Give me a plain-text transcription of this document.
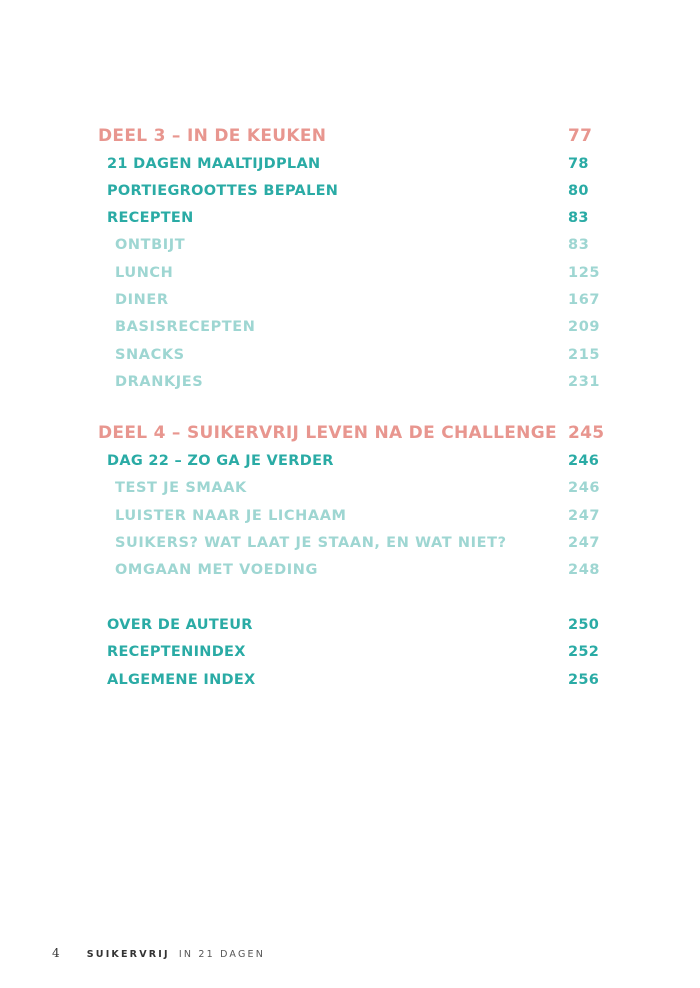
DEEL 3 – IN DE KEUKEN	77
21 DAGEN MAALTIJDPLAN	78
PORTIEGROOTTES BEPALEN	80
RECEPTEN	83
ONTBIJT	83
LUNCH	125
DINER	167
BASISRECEPTEN	209
SNACKS	215
DRANKJES	231
DEEL 4 – SUIKERVRIJ LEVEN NA DE CHALLENGE 245
DAG 22 – ZO GA JE VERDER	246
TEST JE SMAAK	246
LUISTER NAAR JE LICHAAM	247
SUIKERS? WAT LAAT JE STAAN, EN WAT NIET?	247
OMGAAN MET VOEDING	248
OVER DE AUTEUR	250
RECEPTENINDEX	252
ALGEMENE INDEX	256
4	SUIKERVRIJ IN 21 DAGEN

=====

* **STATED GOAL**
Write out the entries above word for word. Do not include the pictures.

* **THE SOLUTION**
Give me a plain-text transcription of this document.
DEEL 3 – IN DE KEUKEN	77
21 DAGEN MAALTIJDPLAN	78
PORTIEGROOTTES BEPALEN	80
RECEPTEN	83
ONTBIJT	83
LUNCH	125
DINER	167
BASISRECEPTEN	209
SNACKS	215
DRANKJES	231
DEEL 4 – SUIKERVRIJ LEVEN NA DE CHALLENGE 245
DAG 22 – ZO GA JE VERDER	246
TEST JE SMAAK	246
LUISTER NAAR JE LICHAAM	247
SUIKERS? WAT LAAT JE STAAN, EN WAT NIET?	247
OMGAAN MET VOEDING	248
OVER DE AUTEUR	250
RECEPTENINDEX	252
ALGEMENE INDEX	256
4	SUIKERVRIJ IN 21 DAGEN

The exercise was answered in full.